**YOUR INSTRUCTIONS:** How many lines of the entries below include the word "name"? Answer with the number alone.

**Part of a data file:**
⟨

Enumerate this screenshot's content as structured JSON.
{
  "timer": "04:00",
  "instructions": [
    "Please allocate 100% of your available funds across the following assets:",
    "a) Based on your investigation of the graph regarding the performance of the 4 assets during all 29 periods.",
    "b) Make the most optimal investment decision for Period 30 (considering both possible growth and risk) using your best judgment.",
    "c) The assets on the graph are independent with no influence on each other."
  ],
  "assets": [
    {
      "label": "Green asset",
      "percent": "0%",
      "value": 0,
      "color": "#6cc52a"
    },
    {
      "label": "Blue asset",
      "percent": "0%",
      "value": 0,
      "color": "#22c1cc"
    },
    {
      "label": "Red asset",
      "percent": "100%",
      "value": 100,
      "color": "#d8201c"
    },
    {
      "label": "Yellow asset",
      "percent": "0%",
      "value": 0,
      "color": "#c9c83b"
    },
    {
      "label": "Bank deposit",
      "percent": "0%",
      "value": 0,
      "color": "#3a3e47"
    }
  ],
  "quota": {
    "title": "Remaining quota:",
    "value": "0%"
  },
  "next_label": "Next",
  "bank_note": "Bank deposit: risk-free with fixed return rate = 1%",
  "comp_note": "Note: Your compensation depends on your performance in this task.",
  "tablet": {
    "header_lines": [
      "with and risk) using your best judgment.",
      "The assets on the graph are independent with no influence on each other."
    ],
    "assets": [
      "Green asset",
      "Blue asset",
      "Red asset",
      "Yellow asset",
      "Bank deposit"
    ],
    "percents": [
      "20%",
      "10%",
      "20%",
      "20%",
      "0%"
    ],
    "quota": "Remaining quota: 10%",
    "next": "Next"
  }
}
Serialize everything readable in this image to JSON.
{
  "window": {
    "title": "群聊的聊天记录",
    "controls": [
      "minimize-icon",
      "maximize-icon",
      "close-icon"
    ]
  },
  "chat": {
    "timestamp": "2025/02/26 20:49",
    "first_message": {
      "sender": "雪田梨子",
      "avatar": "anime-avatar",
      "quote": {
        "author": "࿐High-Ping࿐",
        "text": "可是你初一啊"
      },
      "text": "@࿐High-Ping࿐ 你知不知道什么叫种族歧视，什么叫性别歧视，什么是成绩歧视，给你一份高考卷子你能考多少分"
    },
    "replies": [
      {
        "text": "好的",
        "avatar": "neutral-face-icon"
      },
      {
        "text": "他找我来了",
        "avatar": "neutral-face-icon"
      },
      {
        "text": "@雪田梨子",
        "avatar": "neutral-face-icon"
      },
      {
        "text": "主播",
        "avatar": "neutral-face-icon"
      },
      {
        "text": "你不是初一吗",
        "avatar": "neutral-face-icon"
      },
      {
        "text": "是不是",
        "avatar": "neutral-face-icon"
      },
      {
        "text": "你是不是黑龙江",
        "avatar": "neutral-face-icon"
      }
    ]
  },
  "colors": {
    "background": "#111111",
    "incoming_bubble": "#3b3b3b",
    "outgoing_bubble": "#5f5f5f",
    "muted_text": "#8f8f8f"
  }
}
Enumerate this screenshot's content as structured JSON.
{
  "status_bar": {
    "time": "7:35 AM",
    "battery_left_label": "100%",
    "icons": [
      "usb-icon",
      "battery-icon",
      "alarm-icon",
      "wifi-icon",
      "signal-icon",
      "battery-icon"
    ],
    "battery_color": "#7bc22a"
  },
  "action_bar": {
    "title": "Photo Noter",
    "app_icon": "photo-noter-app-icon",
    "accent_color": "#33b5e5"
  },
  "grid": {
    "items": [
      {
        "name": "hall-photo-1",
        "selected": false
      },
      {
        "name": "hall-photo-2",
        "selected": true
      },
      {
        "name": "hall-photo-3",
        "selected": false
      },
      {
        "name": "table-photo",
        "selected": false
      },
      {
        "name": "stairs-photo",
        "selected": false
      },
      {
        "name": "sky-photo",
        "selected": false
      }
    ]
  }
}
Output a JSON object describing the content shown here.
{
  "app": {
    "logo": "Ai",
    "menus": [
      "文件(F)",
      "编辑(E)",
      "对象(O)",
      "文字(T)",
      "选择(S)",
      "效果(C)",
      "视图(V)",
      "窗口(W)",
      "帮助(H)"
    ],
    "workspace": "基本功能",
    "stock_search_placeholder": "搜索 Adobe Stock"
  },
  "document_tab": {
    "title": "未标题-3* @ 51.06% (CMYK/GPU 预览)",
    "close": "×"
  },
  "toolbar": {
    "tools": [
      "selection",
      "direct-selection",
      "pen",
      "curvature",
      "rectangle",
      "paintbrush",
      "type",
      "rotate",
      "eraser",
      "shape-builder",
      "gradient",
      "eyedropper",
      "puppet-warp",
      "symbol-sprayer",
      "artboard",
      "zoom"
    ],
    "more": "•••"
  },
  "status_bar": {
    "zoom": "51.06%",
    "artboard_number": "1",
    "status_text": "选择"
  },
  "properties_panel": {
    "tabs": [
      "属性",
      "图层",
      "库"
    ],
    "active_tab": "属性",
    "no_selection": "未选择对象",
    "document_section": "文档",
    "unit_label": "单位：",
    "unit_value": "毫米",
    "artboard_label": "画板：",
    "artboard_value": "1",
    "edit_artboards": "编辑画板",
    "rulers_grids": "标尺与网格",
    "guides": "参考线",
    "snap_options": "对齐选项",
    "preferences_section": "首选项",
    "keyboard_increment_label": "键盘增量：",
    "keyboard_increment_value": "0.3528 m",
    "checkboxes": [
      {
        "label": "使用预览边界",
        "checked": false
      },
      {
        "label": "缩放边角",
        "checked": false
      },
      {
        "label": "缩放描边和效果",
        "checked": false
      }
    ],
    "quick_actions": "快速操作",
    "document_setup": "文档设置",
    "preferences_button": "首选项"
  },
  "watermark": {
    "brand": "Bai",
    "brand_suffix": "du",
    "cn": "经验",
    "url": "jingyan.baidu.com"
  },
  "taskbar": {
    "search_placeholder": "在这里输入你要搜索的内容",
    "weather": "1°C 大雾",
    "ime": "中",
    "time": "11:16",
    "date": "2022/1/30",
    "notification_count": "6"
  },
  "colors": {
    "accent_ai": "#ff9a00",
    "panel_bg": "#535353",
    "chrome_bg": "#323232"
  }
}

⟩

**FINISHED TASK:** 6